**** DATA RECORDS
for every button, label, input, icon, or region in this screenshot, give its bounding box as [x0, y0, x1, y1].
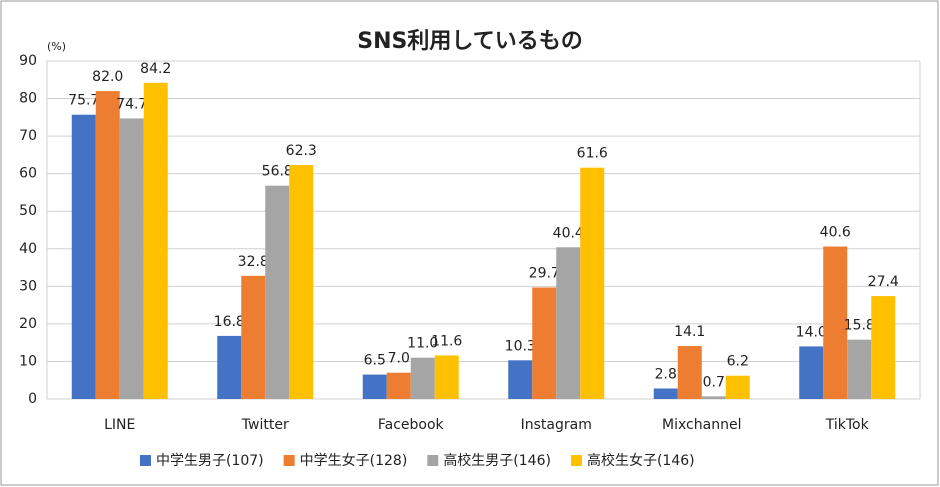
- data-label: 32.8: [238, 254, 269, 270]
- bar: [143, 82, 168, 399]
- bar: [241, 275, 266, 399]
- data-label: 56.8: [262, 164, 293, 180]
- bar: [556, 247, 581, 399]
- data-label: 6.5: [364, 353, 386, 369]
- bar: [677, 346, 702, 399]
- data-label: 75.7: [68, 93, 99, 109]
- data-label: 10.3: [505, 338, 536, 354]
- bar: [701, 396, 726, 399]
- legend-label: 高校生女子(146): [587, 452, 695, 469]
- legend-swatch: [570, 455, 582, 466]
- bar: [119, 118, 144, 400]
- data-label: 40.6: [820, 225, 851, 241]
- bar: [532, 287, 557, 399]
- bar: [362, 374, 387, 399]
- data-label: 61.6: [577, 146, 608, 162]
- legend-label: 中学生女子(128): [300, 452, 408, 469]
- legend-swatch: [283, 455, 295, 466]
- data-label: 27.4: [868, 274, 899, 290]
- data-label: 40.4: [553, 225, 584, 241]
- x-tick-label: LINE: [104, 417, 135, 433]
- data-label: 29.7: [529, 265, 560, 281]
- bar: [871, 296, 896, 399]
- bar: [434, 355, 459, 399]
- data-label: 14.0: [796, 324, 827, 340]
- data-label: 15.8: [844, 318, 875, 334]
- bar: [410, 357, 435, 399]
- data-label: 2.8: [655, 366, 677, 382]
- y-tick-label: 20: [19, 316, 37, 332]
- x-tick-label: Mixchannel: [662, 417, 741, 433]
- data-label: 74.7: [116, 96, 147, 112]
- legend-label: 中学生男子(107): [156, 453, 264, 469]
- y-tick-label: 60: [19, 166, 37, 182]
- legend-swatch: [427, 455, 439, 466]
- y-tick-label: 70: [19, 128, 37, 144]
- data-label: 11.6: [431, 333, 462, 349]
- bar: [71, 114, 96, 400]
- data-label: 11.0: [407, 336, 438, 352]
- y-tick-label: 30: [19, 278, 37, 294]
- y-tick-label: 50: [19, 203, 37, 219]
- data-label: 7.0: [388, 351, 410, 367]
- data-label: 14.1: [674, 324, 705, 340]
- data-label: 0.7: [703, 374, 725, 390]
- data-label: 84.2: [140, 61, 171, 77]
- bar: [217, 335, 242, 399]
- data-label: 16.8: [214, 314, 245, 330]
- y-tick-label: 90: [19, 53, 37, 69]
- data-label: 82.0: [92, 69, 123, 85]
- bar: [265, 185, 290, 399]
- bar: [847, 339, 872, 399]
- x-tick-label: Twitter: [241, 417, 289, 433]
- y-axis-label: (%): [47, 40, 66, 53]
- y-tick-label: 0: [28, 391, 37, 407]
- legend-swatch: [140, 455, 151, 466]
- bar: [725, 375, 750, 399]
- y-tick-label: 40: [19, 241, 37, 257]
- bar: [580, 167, 605, 399]
- x-tick-label: Facebook: [378, 417, 445, 433]
- bar: [799, 346, 824, 399]
- chart-title: SNS利用しているもの: [357, 29, 582, 54]
- bar: [653, 388, 678, 399]
- y-tick-label: 10: [19, 353, 37, 369]
- data-label: 6.2: [727, 354, 749, 370]
- data-label: 62.3: [286, 143, 317, 159]
- legend-label: 高校生男子(146): [443, 452, 551, 469]
- bar: [823, 246, 848, 399]
- bar: [95, 91, 120, 400]
- bar: [289, 165, 314, 399]
- x-tick-label: TikTok: [825, 417, 870, 433]
- bar: [386, 372, 411, 399]
- y-tick-label: 80: [19, 91, 37, 107]
- x-tick-label: Instagram: [521, 417, 592, 433]
- bar: [508, 360, 533, 399]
********
JOB: Collect every line from the items above that contains the word "swatch", copying each one in full. The match is case-sensitive.

ANSWER TO THIS EXERCISE:
- legend-swatch: [570, 455, 582, 466]
- legend-swatch: [283, 455, 295, 466]
- legend-swatch: [427, 455, 439, 466]
- legend-swatch: [140, 455, 151, 466]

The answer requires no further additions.